> Your instructions:
Every line of the material below should be repeated exactly.
====
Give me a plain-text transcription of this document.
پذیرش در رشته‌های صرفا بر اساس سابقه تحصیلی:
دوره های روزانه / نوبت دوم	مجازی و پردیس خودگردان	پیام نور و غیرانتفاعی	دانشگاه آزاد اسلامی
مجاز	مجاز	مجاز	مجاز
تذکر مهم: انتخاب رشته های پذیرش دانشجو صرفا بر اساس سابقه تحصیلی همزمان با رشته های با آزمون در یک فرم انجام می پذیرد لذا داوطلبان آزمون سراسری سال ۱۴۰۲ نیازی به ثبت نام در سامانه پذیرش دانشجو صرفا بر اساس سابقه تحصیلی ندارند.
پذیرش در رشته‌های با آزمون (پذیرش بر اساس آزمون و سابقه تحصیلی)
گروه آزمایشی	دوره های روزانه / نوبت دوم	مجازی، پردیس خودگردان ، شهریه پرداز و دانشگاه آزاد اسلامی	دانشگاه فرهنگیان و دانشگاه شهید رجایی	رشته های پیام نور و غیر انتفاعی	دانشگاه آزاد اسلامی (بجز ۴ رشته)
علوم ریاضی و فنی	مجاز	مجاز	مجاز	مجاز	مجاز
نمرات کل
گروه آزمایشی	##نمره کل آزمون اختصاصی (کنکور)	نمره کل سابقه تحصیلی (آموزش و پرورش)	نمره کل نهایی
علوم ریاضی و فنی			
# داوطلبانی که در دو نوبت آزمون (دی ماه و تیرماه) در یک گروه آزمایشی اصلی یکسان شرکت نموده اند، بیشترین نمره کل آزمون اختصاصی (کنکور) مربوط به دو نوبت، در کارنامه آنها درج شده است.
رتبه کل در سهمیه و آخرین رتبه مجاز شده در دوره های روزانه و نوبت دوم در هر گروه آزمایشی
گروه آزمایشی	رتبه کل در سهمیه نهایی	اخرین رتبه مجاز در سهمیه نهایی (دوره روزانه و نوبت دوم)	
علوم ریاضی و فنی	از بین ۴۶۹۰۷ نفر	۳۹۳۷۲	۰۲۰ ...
====
> Solution to this exercise:
Give me a plain-text transcription of this document.
پذیرش در رشته‌های صرفا بر اساس سابقه تحصیلی:
دوره های روزانه / نوبت دوم	مجازی و پردیس خودگردان	پیام نور و غیرانتفاعی	دانشگاه آزاد اسلامی
مجاز	مجاز	مجاز	مجاز
تذکر مهم: انتخاب رشته های پذیرش دانشجو صرفا بر اساس سابقه تحصیلی همزمان با رشته های با آزمون در یک فرم انجام می پذیرد لذا داوطلبان آزمون سراسری سال ۱۴۰۲ نیازی به ثبت نام در سامانه پذیرش دانشجو صرفا بر اساس سابقه تحصیلی ندارند.
پذیرش در رشته‌های با آزمون (پذیرش بر اساس آزمون و سابقه تحصیلی)
گروه آزمایشی	دوره های روزانه / نوبت دوم	مجازی، پردیس خودگردان ، شهریه پرداز و دانشگاه آزاد اسلامی	دانشگاه فرهنگیان و دانشگاه شهید رجایی	رشته های پیام نور و غیر انتفاعی	دانشگاه آزاد اسلامی (بجز ۴ رشته)
علوم ریاضی و فنی	مجاز	مجاز	مجاز	مجاز	مجاز
نمرات کل
گروه آزمایشی	##نمره کل آزمون اختصاصی (کنکور)	نمره کل سابقه تحصیلی (آموزش و پرورش)	نمره کل نهایی
علوم ریاضی و فنی			
# داوطلبانی که در دو نوبت آزمون (دی ماه و تیرماه) در یک گروه آزمایشی اصلی یکسان شرکت نموده اند، بیشترین نمره کل آزمون اختصاصی (کنکور) مربوط به دو نوبت، در کارنامه آنها درج شده است.
رتبه کل در سهمیه و آخرین رتبه مجاز شده در دوره های روزانه و نوبت دوم در هر گروه آزمایشی
گروه آزمایشی	رتبه کل در سهمیه نهایی	اخرین رتبه مجاز در سهمیه نهایی (دوره روزانه و نوبت دوم)	
علوم ریاضی و فنی	از بین ۴۶۹۰۷ نفر	۳۹۳۷۲	۰۲۰ ...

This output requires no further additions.